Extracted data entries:
# # #

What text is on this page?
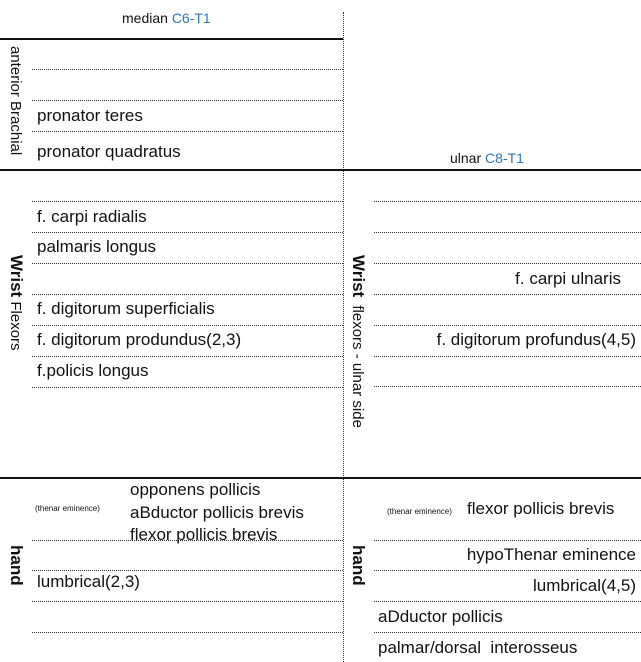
median C6-T1
ulnar C8-T1
anterior Brachial
Wrist Flexors
hand
Wrist flexors - ulnar side
hand
pronator teres
pronator quadratus
f. carpi radialis
palmaris longus
f. digitorum superficialis
f. digitorum produndus(2,3)
f.policis longus
(thenar eminence)
opponens pollicis
aBductor pollicis brevis
flexor pollicis brevis
lumbrical(2,3)
f. carpi ulnaris
f. digitorum profundus(4,5)
(thenar eminence) flexor pollicis brevis
hypoThenar eminence
lumbrical(4,5)
aDductor pollicis
palmar/dorsal  interosseus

# # #

§ The request:
Tally up the lines with the word "digitorum" in them, and answer with that number by itself.

§ Solution to this exercise:
3